EXERCISE DESCRIPTION
Pull every line containing the word "TradingView" from the records.

Lines of data
++++++++++
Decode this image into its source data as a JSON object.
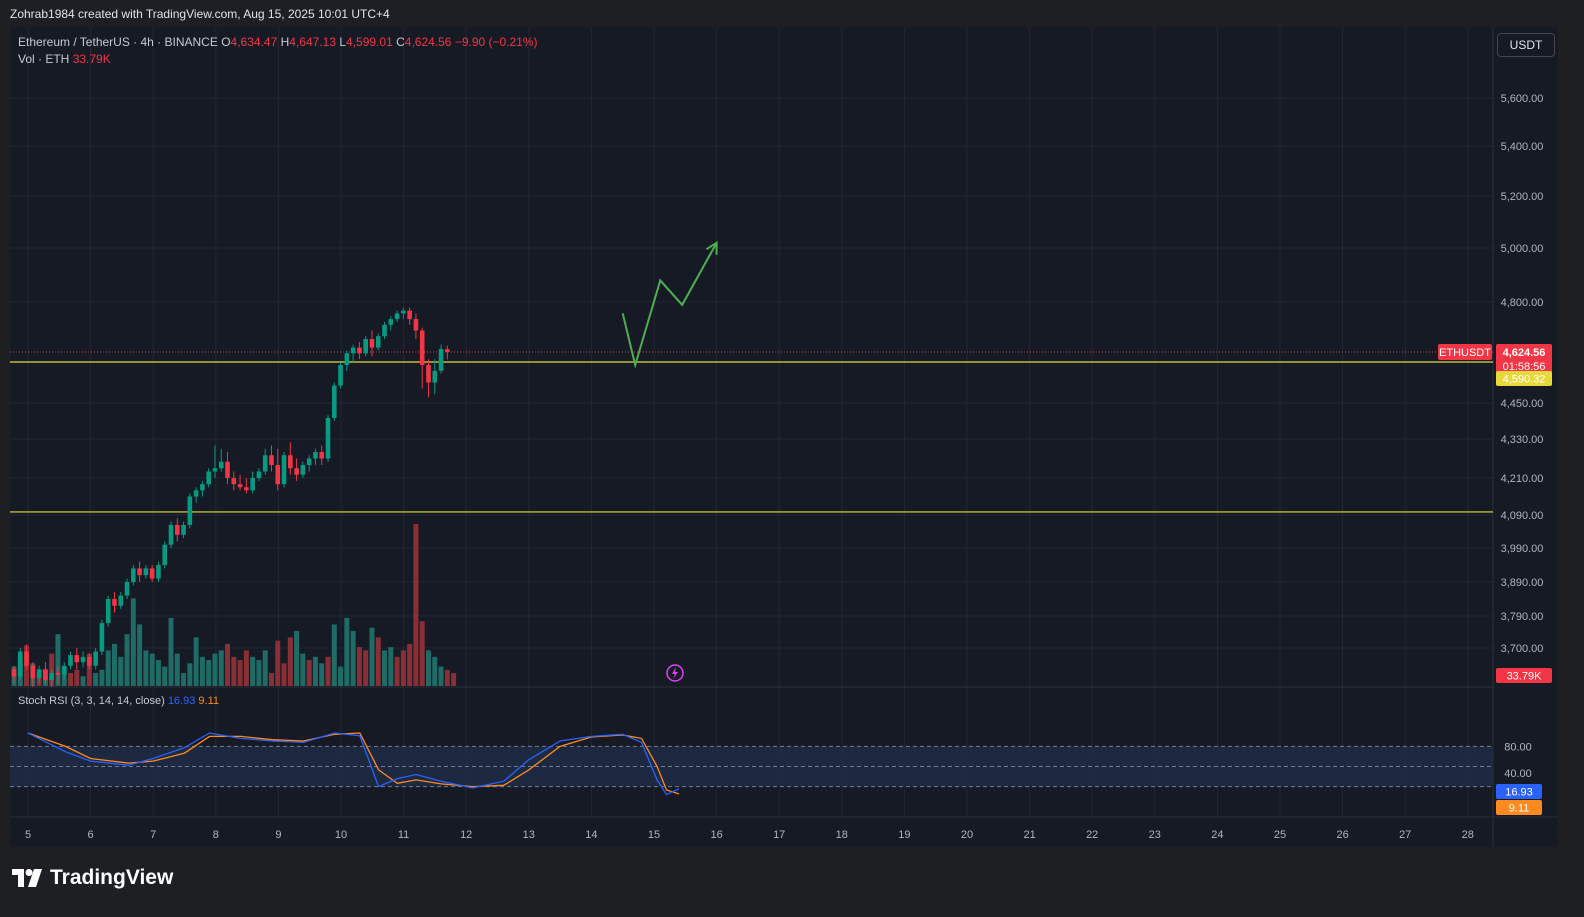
{
  "header": {
    "creator": "Zohrab1984 created with TradingView.com, Aug 15, 2025 10:01 UTC+4"
  },
  "legend": {
    "symbol": "Ethereum / TetherUS · 4h · BINANCE",
    "o_label": "O",
    "o_value": "4,634.47",
    "h_label": "H",
    "h_value": "4,647.13",
    "l_label": "L",
    "l_value": "4,599.01",
    "c_label": "C",
    "c_value": "4,624.56",
    "change": "−9.90 (−0.21%)",
    "vol_label": "Vol · ETH",
    "vol_value": "33.79K"
  },
  "currency_button": "USDT",
  "price_tags": {
    "symbol_tag": "ETHUSDT",
    "last_price": "4,624.56",
    "countdown": "01:58:56",
    "level_price": "4,590.32",
    "volume_tag": "33.79K"
  },
  "rsi": {
    "title": "Stoch RSI (3, 3, 14, 14, close)",
    "k_value": "16.93",
    "d_value": "9.11"
  },
  "brand": "TradingView",
  "colors": {
    "up": "#089981",
    "down": "#f23645",
    "volume_up": "#1f6b66",
    "volume_down": "#8b2f36",
    "level_line": "#e8d93a",
    "projection": "#4caf50",
    "k_line": "#2962ff",
    "d_line": "#ff8a1f"
  },
  "chart_data": {
    "type": "candlestick",
    "y_ticks": [
      "5,600.00",
      "5,400.00",
      "5,200.00",
      "5,000.00",
      "4,800.00",
      "4,450.00",
      "4,330.00",
      "4,210.00",
      "4,090.00",
      "3,990.00",
      "3,890.00",
      "3,790.00",
      "3,700.00"
    ],
    "x_ticks": [
      "5",
      "6",
      "7",
      "8",
      "9",
      "10",
      "11",
      "12",
      "13",
      "14",
      "15",
      "16",
      "17",
      "18",
      "19",
      "20",
      "21",
      "22",
      "23",
      "24",
      "25",
      "26",
      "27",
      "28"
    ],
    "horizontal_levels": [
      4590.32,
      4100
    ],
    "projection_path": [
      [
        14.5,
        4760
      ],
      [
        14.7,
        4580
      ],
      [
        15.1,
        4880
      ],
      [
        15.45,
        4790
      ],
      [
        16.0,
        5020
      ]
    ],
    "candles": [
      [
        3640,
        3650,
        3600,
        3620
      ],
      [
        3620,
        3700,
        3610,
        3690
      ],
      [
        3690,
        3710,
        3640,
        3650
      ],
      [
        3650,
        3660,
        3590,
        3615
      ],
      [
        3615,
        3650,
        3600,
        3640
      ],
      [
        3640,
        3660,
        3600,
        3610
      ],
      [
        3610,
        3640,
        3590,
        3630
      ],
      [
        3630,
        3650,
        3600,
        3625
      ],
      [
        3625,
        3660,
        3610,
        3650
      ],
      [
        3650,
        3690,
        3640,
        3680
      ],
      [
        3680,
        3700,
        3640,
        3660
      ],
      [
        3660,
        3690,
        3645,
        3675
      ],
      [
        3675,
        3685,
        3640,
        3650
      ],
      [
        3650,
        3700,
        3640,
        3690
      ],
      [
        3690,
        3780,
        3680,
        3770
      ],
      [
        3770,
        3850,
        3760,
        3840
      ],
      [
        3840,
        3860,
        3800,
        3820
      ],
      [
        3820,
        3860,
        3810,
        3850
      ],
      [
        3850,
        3900,
        3840,
        3890
      ],
      [
        3890,
        3940,
        3880,
        3930
      ],
      [
        3930,
        3950,
        3890,
        3910
      ],
      [
        3910,
        3940,
        3900,
        3930
      ],
      [
        3930,
        3940,
        3890,
        3900
      ],
      [
        3900,
        3950,
        3890,
        3940
      ],
      [
        3940,
        4010,
        3930,
        4000
      ],
      [
        4000,
        4070,
        3990,
        4060
      ],
      [
        4060,
        4080,
        4010,
        4030
      ],
      [
        4030,
        4070,
        4020,
        4060
      ],
      [
        4060,
        4160,
        4050,
        4150
      ],
      [
        4150,
        4180,
        4130,
        4170
      ],
      [
        4170,
        4200,
        4150,
        4190
      ],
      [
        4190,
        4240,
        4180,
        4230
      ],
      [
        4230,
        4310,
        4210,
        4240
      ],
      [
        4240,
        4300,
        4230,
        4260
      ],
      [
        4260,
        4290,
        4190,
        4210
      ],
      [
        4210,
        4230,
        4170,
        4190
      ],
      [
        4190,
        4220,
        4170,
        4180
      ],
      [
        4180,
        4210,
        4160,
        4170
      ],
      [
        4170,
        4230,
        4160,
        4210
      ],
      [
        4210,
        4240,
        4200,
        4230
      ],
      [
        4230,
        4300,
        4220,
        4280
      ],
      [
        4280,
        4310,
        4230,
        4250
      ],
      [
        4250,
        4300,
        4170,
        4190
      ],
      [
        4190,
        4290,
        4180,
        4280
      ],
      [
        4280,
        4320,
        4220,
        4240
      ],
      [
        4240,
        4270,
        4200,
        4220
      ],
      [
        4220,
        4260,
        4210,
        4250
      ],
      [
        4250,
        4280,
        4230,
        4270
      ],
      [
        4270,
        4300,
        4250,
        4290
      ],
      [
        4290,
        4310,
        4250,
        4270
      ],
      [
        4270,
        4410,
        4260,
        4400
      ],
      [
        4400,
        4520,
        4390,
        4510
      ],
      [
        4510,
        4590,
        4500,
        4580
      ],
      [
        4580,
        4630,
        4560,
        4620
      ],
      [
        4620,
        4650,
        4590,
        4640
      ],
      [
        4640,
        4660,
        4600,
        4620
      ],
      [
        4620,
        4680,
        4610,
        4670
      ],
      [
        4670,
        4700,
        4610,
        4640
      ],
      [
        4640,
        4690,
        4630,
        4680
      ],
      [
        4680,
        4730,
        4670,
        4720
      ],
      [
        4720,
        4750,
        4700,
        4740
      ],
      [
        4740,
        4770,
        4730,
        4760
      ],
      [
        4760,
        4780,
        4740,
        4770
      ],
      [
        4770,
        4780,
        4720,
        4740
      ],
      [
        4740,
        4760,
        4670,
        4700
      ],
      [
        4700,
        4710,
        4500,
        4580
      ],
      [
        4580,
        4600,
        4470,
        4520
      ],
      [
        4520,
        4600,
        4480,
        4560
      ],
      [
        4560,
        4650,
        4550,
        4635
      ],
      [
        4634.47,
        4647.13,
        4599.01,
        4624.56
      ]
    ],
    "volumes": [
      [
        12,
        1
      ],
      [
        18,
        1
      ],
      [
        25,
        0
      ],
      [
        14,
        1
      ],
      [
        8,
        0
      ],
      [
        10,
        1
      ],
      [
        20,
        0
      ],
      [
        32,
        1
      ],
      [
        12,
        1
      ],
      [
        8,
        0
      ],
      [
        10,
        0
      ],
      [
        6,
        1
      ],
      [
        20,
        0
      ],
      [
        8,
        1
      ],
      [
        10,
        1
      ],
      [
        22,
        1
      ],
      [
        26,
        1
      ],
      [
        18,
        1
      ],
      [
        32,
        1
      ],
      [
        54,
        1
      ],
      [
        38,
        1
      ],
      [
        22,
        1
      ],
      [
        20,
        1
      ],
      [
        16,
        1
      ],
      [
        12,
        1
      ],
      [
        42,
        1
      ],
      [
        20,
        1
      ],
      [
        8,
        1
      ],
      [
        14,
        1
      ],
      [
        30,
        1
      ],
      [
        18,
        1
      ],
      [
        16,
        1
      ],
      [
        20,
        1
      ],
      [
        22,
        1
      ],
      [
        26,
        0
      ],
      [
        18,
        0
      ],
      [
        16,
        0
      ],
      [
        22,
        0
      ],
      [
        18,
        1
      ],
      [
        16,
        1
      ],
      [
        22,
        1
      ],
      [
        8,
        0
      ],
      [
        28,
        0
      ],
      [
        14,
        0
      ],
      [
        30,
        0
      ],
      [
        34,
        1
      ],
      [
        20,
        1
      ],
      [
        16,
        0
      ],
      [
        18,
        1
      ],
      [
        14,
        1
      ],
      [
        18,
        0
      ],
      [
        38,
        1
      ],
      [
        12,
        1
      ],
      [
        42,
        1
      ],
      [
        34,
        1
      ],
      [
        24,
        0
      ],
      [
        22,
        0
      ],
      [
        36,
        1
      ],
      [
        30,
        0
      ],
      [
        22,
        1
      ],
      [
        24,
        1
      ],
      [
        18,
        0
      ],
      [
        22,
        0
      ],
      [
        26,
        0
      ],
      [
        100,
        0
      ],
      [
        40,
        0
      ],
      [
        22,
        1
      ],
      [
        18,
        1
      ],
      [
        12,
        1
      ],
      [
        10,
        0
      ],
      [
        8,
        0
      ]
    ],
    "stoch_rsi": {
      "levels": [
        80,
        50,
        20
      ],
      "y_ticks": [
        "80.00",
        "40.00"
      ],
      "k": [
        [
          0,
          100
        ],
        [
          0.6,
          72
        ],
        [
          1.0,
          58
        ],
        [
          1.6,
          52
        ],
        [
          2.0,
          62
        ],
        [
          2.5,
          78
        ],
        [
          2.9,
          100
        ],
        [
          3.4,
          92
        ],
        [
          3.9,
          88
        ],
        [
          4.4,
          86
        ],
        [
          4.9,
          100
        ],
        [
          5.3,
          96
        ],
        [
          5.6,
          20
        ],
        [
          5.9,
          32
        ],
        [
          6.2,
          38
        ],
        [
          6.6,
          28
        ],
        [
          7.1,
          18
        ],
        [
          7.6,
          28
        ],
        [
          8.0,
          60
        ],
        [
          8.5,
          88
        ],
        [
          9.0,
          95
        ],
        [
          9.5,
          98
        ],
        [
          9.8,
          86
        ],
        [
          10.05,
          30
        ],
        [
          10.2,
          8
        ],
        [
          10.4,
          16.93
        ]
      ],
      "d": [
        [
          0,
          100
        ],
        [
          0.6,
          80
        ],
        [
          1.0,
          62
        ],
        [
          1.6,
          55
        ],
        [
          2.0,
          58
        ],
        [
          2.5,
          70
        ],
        [
          2.9,
          95
        ],
        [
          3.4,
          95
        ],
        [
          3.9,
          90
        ],
        [
          4.4,
          88
        ],
        [
          4.9,
          98
        ],
        [
          5.3,
          100
        ],
        [
          5.6,
          45
        ],
        [
          5.9,
          25
        ],
        [
          6.2,
          30
        ],
        [
          6.6,
          24
        ],
        [
          7.1,
          20
        ],
        [
          7.6,
          22
        ],
        [
          8.0,
          45
        ],
        [
          8.5,
          80
        ],
        [
          9.0,
          94
        ],
        [
          9.5,
          97
        ],
        [
          9.8,
          92
        ],
        [
          10.05,
          50
        ],
        [
          10.2,
          15
        ],
        [
          10.4,
          9.11
        ]
      ]
    }
  }
}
++++++++++
ANSWER BELOW
    "creator": "Zohrab1984 created with TradingView.com, Aug 15, 2025 10:01 UTC+4"
  "brand": "TradingView",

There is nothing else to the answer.